## YOUR OBJECTIVE
Copy every line in the records below that contains the word "will".
....
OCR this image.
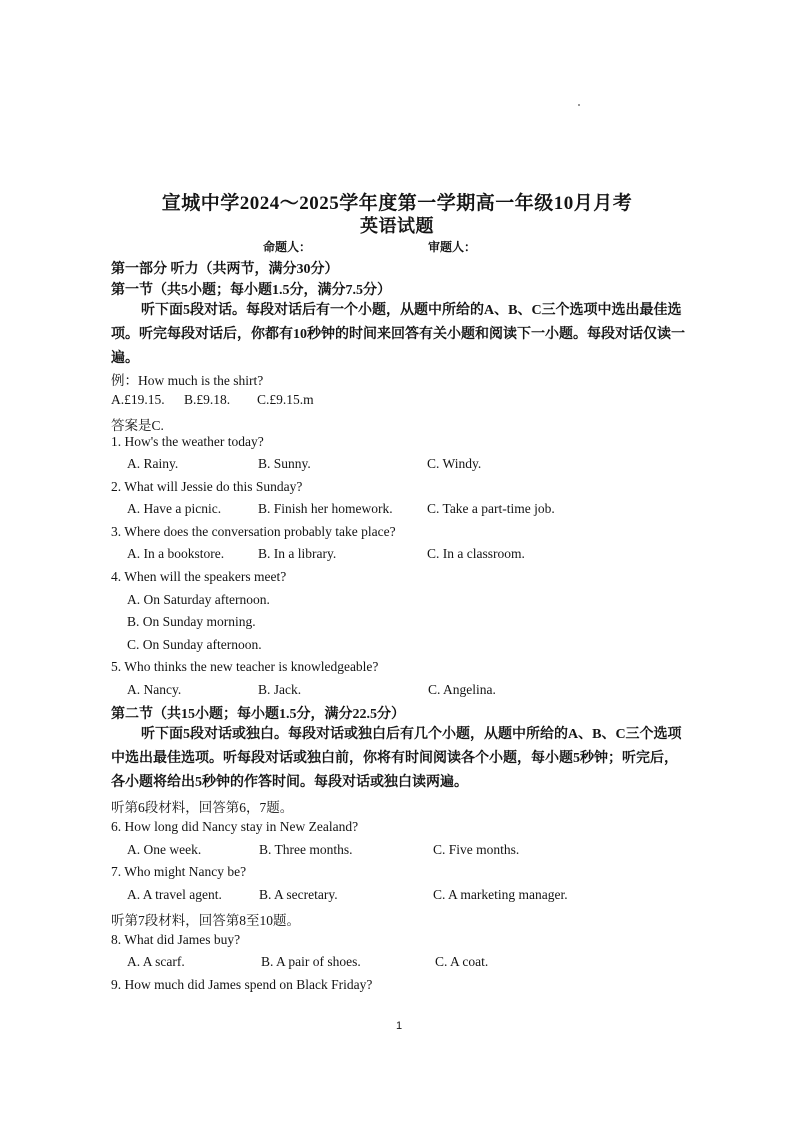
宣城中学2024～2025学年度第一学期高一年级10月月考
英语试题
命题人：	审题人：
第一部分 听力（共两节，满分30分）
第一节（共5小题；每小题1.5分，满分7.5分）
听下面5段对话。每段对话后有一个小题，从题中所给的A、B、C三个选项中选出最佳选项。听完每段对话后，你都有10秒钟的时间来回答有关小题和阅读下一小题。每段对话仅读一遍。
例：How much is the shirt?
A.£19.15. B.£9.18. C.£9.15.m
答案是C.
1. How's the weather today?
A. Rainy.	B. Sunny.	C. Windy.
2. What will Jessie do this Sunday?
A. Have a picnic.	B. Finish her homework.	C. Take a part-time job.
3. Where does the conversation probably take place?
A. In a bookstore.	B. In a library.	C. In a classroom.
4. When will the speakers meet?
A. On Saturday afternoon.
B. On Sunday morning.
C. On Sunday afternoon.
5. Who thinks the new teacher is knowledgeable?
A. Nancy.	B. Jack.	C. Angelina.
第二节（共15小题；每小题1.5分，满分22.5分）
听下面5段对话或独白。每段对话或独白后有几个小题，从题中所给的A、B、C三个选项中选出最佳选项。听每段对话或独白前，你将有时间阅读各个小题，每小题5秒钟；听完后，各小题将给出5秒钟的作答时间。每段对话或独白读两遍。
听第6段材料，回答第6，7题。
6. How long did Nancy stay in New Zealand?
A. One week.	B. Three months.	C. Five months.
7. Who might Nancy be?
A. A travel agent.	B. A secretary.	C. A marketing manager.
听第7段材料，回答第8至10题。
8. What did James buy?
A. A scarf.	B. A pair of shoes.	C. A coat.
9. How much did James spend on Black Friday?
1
....
## THE REPLY
2. What will Jessie do this Sunday?
4. When will the speakers meet?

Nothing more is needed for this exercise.